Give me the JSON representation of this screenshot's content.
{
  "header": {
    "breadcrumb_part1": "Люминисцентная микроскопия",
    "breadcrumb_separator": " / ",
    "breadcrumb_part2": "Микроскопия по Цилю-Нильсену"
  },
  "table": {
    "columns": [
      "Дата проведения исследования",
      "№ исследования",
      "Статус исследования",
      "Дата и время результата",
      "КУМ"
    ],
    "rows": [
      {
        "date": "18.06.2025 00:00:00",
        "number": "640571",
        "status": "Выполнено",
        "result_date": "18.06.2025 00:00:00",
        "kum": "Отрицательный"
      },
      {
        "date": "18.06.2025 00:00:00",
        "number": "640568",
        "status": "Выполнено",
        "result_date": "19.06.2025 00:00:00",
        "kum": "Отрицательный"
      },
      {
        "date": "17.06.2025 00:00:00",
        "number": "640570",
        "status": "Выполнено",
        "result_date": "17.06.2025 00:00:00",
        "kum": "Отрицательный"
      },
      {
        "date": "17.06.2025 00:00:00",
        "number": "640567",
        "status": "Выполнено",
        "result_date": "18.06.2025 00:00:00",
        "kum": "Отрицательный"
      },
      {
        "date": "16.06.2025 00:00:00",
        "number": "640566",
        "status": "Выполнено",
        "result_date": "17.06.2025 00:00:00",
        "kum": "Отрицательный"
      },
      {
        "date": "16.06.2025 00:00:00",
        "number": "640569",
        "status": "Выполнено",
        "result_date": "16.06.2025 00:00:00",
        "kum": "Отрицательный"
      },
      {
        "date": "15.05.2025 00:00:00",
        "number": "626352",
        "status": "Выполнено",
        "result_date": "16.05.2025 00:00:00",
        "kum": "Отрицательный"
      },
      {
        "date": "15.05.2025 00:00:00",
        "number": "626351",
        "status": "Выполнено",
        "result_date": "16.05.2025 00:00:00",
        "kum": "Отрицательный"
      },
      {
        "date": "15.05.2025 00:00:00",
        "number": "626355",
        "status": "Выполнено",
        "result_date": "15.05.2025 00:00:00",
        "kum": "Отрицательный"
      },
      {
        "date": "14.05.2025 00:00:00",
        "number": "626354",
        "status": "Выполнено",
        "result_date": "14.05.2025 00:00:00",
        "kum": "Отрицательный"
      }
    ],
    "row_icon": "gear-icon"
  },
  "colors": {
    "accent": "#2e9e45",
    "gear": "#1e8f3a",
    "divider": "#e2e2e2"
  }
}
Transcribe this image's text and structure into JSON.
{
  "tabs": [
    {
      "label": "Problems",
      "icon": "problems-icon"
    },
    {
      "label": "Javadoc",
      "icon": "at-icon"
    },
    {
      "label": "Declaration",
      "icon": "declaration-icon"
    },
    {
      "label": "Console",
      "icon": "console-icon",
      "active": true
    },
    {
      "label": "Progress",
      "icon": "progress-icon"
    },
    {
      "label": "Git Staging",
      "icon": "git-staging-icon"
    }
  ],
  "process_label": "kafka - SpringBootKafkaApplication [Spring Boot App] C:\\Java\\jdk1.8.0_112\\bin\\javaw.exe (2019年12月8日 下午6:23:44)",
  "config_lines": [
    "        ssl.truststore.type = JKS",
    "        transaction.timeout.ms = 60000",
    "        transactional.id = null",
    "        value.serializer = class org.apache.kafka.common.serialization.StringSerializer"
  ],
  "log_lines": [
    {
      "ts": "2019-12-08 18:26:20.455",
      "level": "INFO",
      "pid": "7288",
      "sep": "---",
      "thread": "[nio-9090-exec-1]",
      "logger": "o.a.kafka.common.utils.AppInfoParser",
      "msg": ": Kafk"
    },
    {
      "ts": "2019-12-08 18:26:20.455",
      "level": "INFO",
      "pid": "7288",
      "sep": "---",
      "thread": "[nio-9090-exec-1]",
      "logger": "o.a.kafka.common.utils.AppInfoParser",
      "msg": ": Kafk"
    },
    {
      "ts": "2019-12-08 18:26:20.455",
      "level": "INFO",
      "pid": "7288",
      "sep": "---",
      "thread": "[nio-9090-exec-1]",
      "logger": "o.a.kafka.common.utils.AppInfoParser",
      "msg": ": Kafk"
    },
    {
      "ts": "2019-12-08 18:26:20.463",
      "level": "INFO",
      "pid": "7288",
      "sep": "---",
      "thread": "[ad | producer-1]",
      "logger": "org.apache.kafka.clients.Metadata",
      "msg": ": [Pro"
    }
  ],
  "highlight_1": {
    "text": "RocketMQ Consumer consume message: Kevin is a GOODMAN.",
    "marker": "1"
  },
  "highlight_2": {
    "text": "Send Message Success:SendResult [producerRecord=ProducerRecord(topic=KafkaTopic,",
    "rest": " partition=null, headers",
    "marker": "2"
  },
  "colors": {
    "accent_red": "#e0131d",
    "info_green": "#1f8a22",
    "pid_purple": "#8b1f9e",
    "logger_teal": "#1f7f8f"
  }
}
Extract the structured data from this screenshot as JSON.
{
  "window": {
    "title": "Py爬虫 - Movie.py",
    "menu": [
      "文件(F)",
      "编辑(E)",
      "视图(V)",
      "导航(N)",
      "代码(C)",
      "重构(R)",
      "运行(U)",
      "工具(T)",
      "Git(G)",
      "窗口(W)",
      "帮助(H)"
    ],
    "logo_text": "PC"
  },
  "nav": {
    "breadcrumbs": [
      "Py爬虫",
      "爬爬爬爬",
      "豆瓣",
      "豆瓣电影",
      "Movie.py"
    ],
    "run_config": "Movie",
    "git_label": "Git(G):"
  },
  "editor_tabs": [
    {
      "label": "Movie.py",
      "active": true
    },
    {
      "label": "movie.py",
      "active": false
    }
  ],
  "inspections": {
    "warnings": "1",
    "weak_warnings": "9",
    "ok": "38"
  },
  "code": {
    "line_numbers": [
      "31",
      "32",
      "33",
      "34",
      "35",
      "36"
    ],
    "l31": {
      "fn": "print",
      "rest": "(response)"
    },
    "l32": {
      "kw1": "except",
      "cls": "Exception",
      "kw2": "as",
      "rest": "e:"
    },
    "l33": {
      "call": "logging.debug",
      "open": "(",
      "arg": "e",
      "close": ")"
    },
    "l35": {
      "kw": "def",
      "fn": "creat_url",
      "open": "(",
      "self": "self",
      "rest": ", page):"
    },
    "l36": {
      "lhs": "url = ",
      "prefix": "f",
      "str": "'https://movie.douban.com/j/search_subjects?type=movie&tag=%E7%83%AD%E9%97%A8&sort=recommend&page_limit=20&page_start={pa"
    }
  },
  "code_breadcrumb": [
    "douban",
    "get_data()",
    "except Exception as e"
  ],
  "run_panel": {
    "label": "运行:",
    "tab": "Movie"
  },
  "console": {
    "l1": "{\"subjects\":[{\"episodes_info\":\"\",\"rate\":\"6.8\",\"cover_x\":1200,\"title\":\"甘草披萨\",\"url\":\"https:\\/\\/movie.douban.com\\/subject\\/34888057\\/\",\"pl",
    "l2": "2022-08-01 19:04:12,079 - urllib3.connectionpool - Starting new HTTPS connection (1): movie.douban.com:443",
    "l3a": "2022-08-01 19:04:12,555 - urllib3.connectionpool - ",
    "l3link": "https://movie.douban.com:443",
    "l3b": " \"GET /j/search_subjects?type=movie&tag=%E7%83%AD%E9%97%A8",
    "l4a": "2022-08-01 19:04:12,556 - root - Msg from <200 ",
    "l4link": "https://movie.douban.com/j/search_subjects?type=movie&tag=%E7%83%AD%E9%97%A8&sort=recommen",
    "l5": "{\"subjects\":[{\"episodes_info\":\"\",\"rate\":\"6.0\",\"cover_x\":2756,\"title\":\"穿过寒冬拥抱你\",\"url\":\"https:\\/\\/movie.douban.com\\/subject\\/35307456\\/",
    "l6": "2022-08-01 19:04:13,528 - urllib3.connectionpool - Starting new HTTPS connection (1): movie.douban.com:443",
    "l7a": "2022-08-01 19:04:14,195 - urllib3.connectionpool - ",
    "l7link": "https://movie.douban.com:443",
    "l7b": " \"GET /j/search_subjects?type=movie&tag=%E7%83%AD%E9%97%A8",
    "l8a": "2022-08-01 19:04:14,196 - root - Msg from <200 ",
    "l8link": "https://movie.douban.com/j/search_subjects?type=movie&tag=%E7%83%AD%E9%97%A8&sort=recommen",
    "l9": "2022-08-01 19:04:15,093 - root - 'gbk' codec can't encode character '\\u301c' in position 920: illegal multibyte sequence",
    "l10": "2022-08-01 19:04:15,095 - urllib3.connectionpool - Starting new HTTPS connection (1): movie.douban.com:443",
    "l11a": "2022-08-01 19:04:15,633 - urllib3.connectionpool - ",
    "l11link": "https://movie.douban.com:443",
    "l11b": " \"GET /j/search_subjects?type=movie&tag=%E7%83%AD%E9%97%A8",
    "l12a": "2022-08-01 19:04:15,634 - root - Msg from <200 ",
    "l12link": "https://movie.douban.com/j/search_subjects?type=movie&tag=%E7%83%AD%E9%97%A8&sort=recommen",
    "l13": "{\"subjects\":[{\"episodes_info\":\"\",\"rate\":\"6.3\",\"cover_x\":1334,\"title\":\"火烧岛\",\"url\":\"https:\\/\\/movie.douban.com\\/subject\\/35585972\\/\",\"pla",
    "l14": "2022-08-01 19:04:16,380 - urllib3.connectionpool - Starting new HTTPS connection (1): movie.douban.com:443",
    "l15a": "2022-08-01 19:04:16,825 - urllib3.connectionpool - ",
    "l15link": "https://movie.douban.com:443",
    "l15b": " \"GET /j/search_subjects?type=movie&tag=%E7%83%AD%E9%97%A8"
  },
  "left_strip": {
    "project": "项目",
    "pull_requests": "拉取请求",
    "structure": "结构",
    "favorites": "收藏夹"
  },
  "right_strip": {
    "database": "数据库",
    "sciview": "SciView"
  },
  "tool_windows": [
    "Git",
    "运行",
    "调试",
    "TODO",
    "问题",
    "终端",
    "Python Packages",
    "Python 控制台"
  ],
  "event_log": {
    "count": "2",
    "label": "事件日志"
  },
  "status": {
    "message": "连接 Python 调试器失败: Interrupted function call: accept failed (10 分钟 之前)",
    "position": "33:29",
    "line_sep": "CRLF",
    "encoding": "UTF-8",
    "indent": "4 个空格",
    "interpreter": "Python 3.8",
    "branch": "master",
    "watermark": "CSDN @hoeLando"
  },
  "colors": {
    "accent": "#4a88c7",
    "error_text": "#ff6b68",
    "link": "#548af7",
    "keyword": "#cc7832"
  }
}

-*-*-

• _THE EXERCISE_:
In the entries above, identify each line that includes the string "rest", then copy it.

• _EXERCISE RESULT_:
    "rest": " partition=null, headers",
      "rest": "(response)"
      "rest": "e:"
      "rest": ", page):"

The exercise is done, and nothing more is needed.